▶ [Your objective]:
Review the material and extract every line in which the word "degrees" occurs.

▶ [Extracted material]:

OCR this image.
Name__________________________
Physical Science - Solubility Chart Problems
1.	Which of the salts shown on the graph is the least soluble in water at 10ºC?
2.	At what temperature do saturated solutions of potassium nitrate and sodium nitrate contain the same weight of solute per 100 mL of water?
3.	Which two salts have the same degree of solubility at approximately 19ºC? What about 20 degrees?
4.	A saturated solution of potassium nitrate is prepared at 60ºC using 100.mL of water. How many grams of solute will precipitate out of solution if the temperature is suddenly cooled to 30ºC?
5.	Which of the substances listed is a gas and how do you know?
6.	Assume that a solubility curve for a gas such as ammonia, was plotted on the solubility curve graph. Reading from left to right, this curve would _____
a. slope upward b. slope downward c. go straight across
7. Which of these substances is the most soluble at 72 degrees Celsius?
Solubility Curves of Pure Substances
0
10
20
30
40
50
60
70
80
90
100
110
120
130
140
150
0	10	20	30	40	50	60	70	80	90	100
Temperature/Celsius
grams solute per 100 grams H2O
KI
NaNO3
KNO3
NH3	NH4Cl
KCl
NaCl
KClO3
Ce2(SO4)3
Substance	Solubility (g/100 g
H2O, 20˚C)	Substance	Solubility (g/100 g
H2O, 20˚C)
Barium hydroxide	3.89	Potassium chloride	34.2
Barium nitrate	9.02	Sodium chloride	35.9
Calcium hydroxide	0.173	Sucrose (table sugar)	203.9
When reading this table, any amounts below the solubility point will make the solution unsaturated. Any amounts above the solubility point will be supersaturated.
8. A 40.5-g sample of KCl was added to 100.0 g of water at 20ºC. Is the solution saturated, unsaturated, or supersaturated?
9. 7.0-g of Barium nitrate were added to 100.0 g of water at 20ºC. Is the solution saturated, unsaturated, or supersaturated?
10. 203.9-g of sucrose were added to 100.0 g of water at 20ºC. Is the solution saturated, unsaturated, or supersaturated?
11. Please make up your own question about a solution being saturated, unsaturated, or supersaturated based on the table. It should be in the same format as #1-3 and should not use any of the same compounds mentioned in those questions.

---

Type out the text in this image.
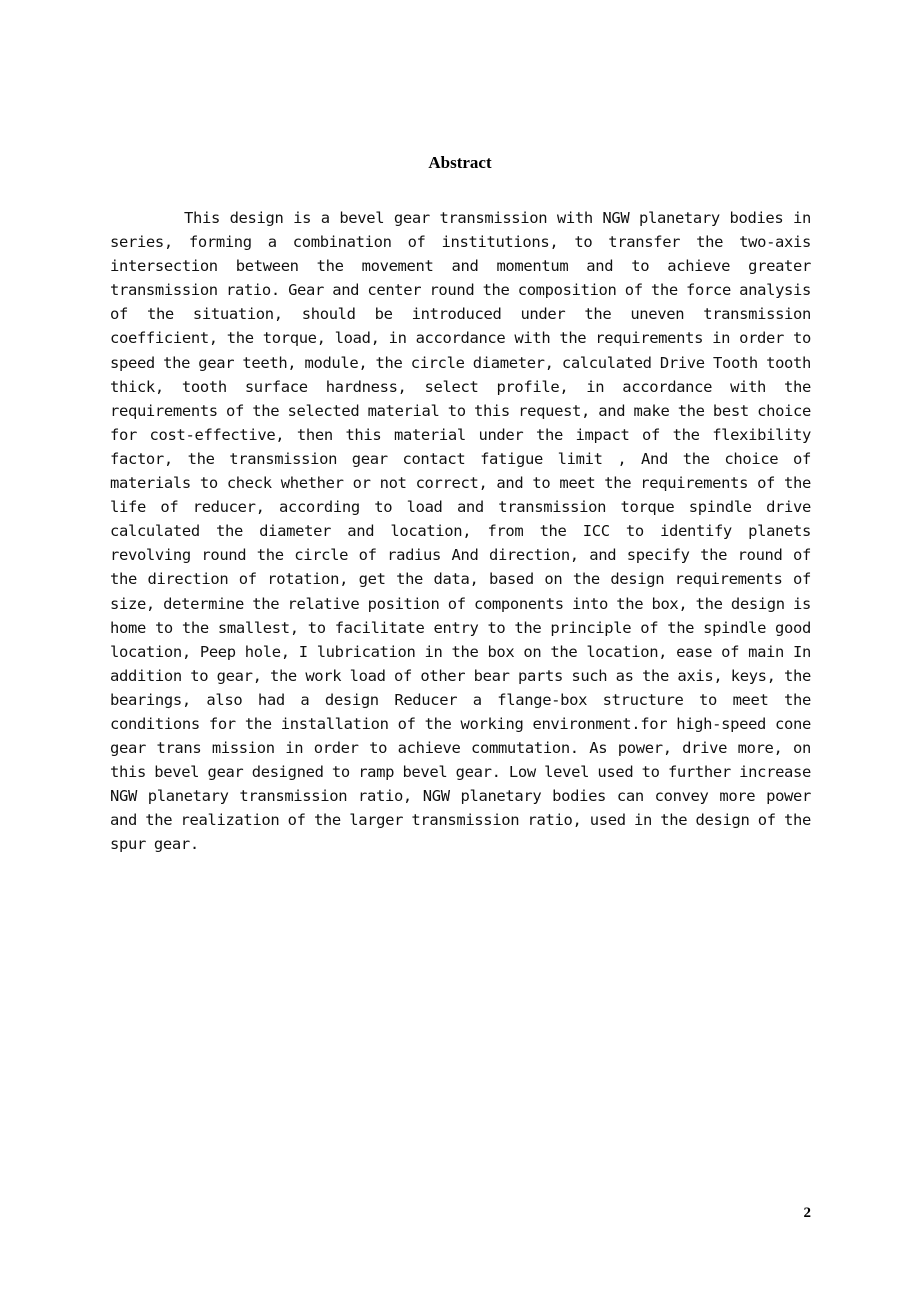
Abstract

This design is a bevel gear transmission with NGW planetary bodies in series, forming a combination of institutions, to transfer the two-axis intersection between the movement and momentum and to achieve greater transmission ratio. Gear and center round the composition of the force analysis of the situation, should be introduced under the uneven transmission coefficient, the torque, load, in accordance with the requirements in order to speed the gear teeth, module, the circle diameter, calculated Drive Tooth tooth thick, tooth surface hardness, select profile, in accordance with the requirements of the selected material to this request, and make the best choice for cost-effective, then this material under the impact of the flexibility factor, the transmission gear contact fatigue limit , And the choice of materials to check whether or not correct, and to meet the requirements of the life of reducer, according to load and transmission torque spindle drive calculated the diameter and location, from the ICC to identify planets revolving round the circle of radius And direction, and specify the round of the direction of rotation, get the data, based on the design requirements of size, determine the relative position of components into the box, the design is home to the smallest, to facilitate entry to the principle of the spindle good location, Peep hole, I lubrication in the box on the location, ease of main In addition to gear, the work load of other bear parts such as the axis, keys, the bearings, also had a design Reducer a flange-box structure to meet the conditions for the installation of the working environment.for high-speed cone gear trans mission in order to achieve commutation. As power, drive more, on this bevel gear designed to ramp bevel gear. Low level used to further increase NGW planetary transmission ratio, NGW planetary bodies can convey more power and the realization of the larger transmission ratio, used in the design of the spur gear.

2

--

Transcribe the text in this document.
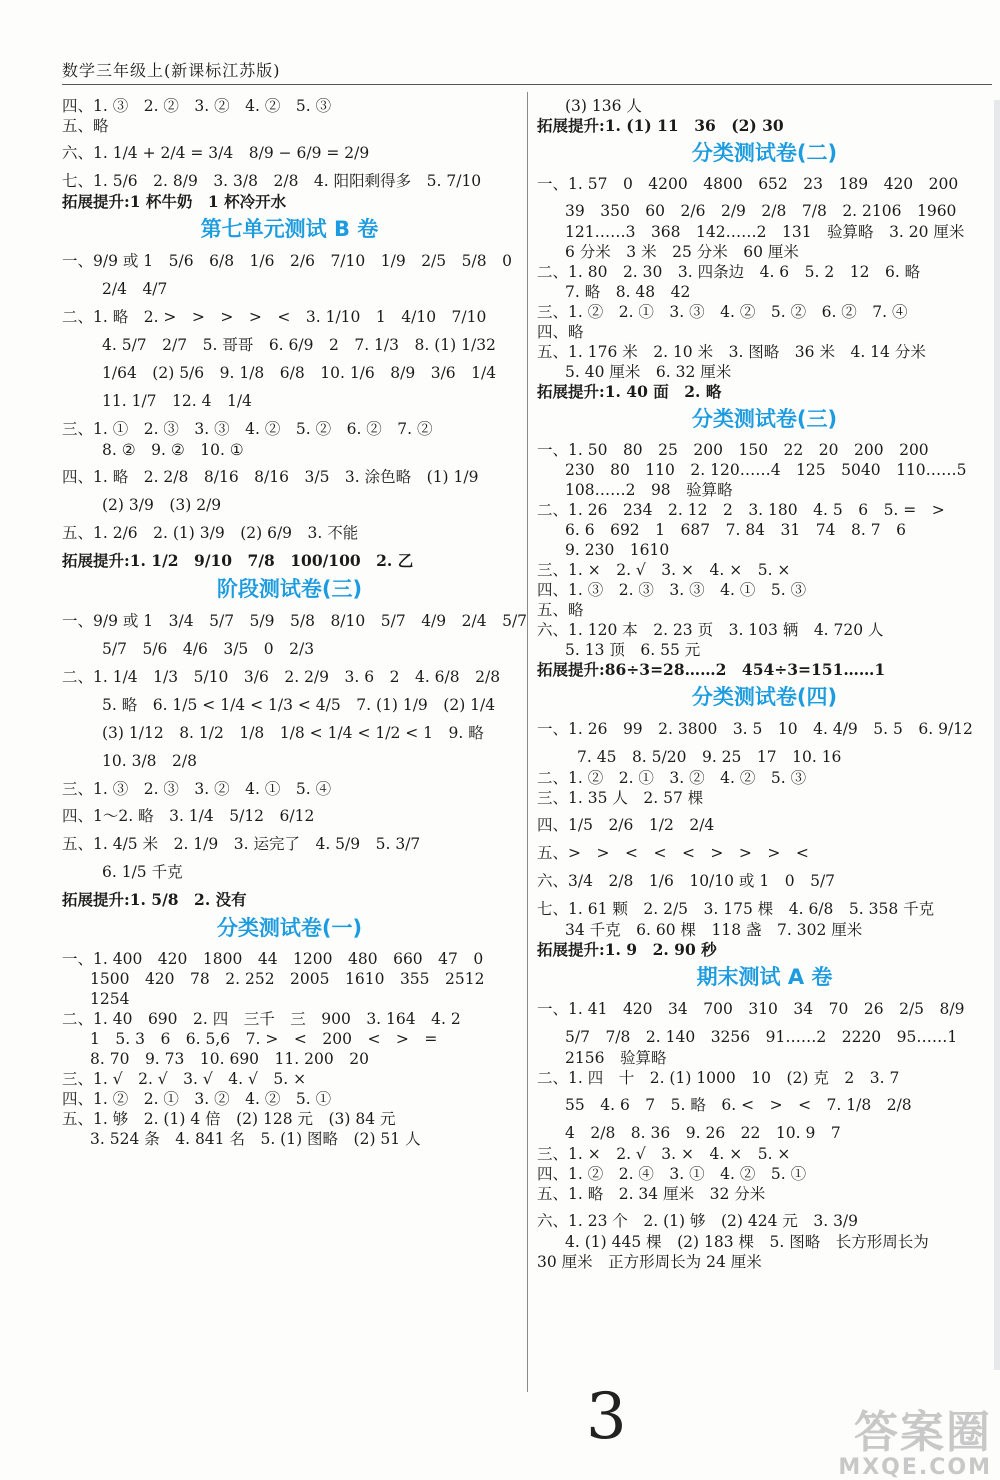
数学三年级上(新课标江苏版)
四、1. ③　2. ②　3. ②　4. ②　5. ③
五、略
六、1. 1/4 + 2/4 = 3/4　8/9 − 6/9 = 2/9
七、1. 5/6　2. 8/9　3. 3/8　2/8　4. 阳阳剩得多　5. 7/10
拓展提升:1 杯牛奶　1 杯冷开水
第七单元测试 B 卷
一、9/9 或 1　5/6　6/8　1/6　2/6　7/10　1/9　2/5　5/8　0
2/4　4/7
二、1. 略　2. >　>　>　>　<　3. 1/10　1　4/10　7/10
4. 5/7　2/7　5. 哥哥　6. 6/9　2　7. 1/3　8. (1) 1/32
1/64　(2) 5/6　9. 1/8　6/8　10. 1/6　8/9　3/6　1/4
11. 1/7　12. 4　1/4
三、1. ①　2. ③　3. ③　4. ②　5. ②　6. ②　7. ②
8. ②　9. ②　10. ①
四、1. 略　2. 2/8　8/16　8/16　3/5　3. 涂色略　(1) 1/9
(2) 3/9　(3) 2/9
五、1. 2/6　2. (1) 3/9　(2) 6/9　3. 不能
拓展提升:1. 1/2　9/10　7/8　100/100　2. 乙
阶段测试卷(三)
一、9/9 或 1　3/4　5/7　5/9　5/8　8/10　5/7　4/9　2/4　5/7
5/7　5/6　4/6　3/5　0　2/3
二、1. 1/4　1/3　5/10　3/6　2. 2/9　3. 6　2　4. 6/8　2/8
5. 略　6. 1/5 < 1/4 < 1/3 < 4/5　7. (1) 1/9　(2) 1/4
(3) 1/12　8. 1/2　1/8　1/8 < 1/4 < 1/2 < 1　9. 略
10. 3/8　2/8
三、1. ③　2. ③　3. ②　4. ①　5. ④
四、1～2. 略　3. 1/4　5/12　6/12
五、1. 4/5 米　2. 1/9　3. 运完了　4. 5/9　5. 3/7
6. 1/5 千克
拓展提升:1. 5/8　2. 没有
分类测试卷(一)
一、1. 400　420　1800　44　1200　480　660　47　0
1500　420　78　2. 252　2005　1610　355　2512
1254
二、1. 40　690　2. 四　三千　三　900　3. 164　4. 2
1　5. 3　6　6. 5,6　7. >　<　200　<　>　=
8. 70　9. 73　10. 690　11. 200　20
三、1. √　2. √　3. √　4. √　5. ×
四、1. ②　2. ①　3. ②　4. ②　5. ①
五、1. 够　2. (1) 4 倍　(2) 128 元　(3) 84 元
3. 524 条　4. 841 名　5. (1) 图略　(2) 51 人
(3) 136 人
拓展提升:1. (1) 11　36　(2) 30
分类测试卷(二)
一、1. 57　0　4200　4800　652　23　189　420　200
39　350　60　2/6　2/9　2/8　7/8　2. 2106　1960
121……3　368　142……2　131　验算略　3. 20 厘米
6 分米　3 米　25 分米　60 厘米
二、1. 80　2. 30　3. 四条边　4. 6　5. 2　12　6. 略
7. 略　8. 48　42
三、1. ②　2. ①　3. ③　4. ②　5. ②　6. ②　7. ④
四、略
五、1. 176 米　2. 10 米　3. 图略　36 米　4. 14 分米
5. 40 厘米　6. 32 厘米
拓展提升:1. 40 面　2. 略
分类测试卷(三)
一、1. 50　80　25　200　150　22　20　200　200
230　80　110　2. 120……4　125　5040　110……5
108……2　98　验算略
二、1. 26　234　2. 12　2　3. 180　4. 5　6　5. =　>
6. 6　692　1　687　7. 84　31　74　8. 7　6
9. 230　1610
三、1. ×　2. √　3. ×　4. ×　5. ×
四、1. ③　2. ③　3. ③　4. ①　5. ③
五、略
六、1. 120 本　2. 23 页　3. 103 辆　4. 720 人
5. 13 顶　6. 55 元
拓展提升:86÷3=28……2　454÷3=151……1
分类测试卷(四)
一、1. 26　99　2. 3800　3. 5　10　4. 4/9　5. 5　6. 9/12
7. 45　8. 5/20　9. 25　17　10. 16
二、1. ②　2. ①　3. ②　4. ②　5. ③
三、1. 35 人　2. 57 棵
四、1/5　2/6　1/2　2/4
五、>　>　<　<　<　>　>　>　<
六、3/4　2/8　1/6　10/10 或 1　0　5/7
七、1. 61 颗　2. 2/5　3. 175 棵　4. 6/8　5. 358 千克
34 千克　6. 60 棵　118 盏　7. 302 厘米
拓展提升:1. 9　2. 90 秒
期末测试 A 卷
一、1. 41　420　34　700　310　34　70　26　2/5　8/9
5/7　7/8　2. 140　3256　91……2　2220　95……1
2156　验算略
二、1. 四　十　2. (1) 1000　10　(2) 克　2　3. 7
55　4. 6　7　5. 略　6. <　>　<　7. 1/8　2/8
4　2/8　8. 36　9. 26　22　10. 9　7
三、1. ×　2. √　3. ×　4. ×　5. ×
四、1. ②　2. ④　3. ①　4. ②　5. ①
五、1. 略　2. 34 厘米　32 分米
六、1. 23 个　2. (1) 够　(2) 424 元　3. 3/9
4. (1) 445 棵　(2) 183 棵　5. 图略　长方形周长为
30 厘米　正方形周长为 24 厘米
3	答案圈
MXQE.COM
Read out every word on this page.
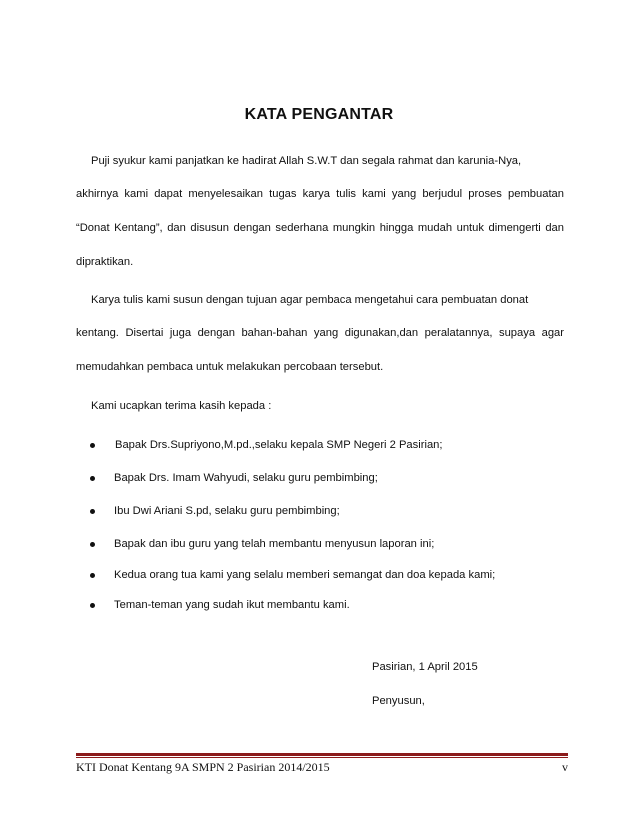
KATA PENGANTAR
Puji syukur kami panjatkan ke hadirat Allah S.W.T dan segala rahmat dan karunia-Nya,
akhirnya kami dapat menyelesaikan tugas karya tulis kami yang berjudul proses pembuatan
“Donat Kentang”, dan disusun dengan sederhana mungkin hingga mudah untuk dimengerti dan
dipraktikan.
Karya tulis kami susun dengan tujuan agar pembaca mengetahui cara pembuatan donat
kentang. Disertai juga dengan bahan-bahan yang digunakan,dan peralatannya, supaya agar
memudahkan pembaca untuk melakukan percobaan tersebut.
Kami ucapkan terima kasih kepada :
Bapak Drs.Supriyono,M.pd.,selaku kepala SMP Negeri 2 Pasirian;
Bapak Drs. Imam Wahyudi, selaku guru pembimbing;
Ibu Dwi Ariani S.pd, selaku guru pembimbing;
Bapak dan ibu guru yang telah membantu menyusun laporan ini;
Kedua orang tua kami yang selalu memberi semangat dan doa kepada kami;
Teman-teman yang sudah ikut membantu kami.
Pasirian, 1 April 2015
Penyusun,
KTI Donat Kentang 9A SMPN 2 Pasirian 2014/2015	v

▶ [The output]:
3.	Which two salts have the same degree of solubility at approximately 19ºC? What about 20 degrees?
7. Which of these substances is the most soluble at 72 degrees Celsius?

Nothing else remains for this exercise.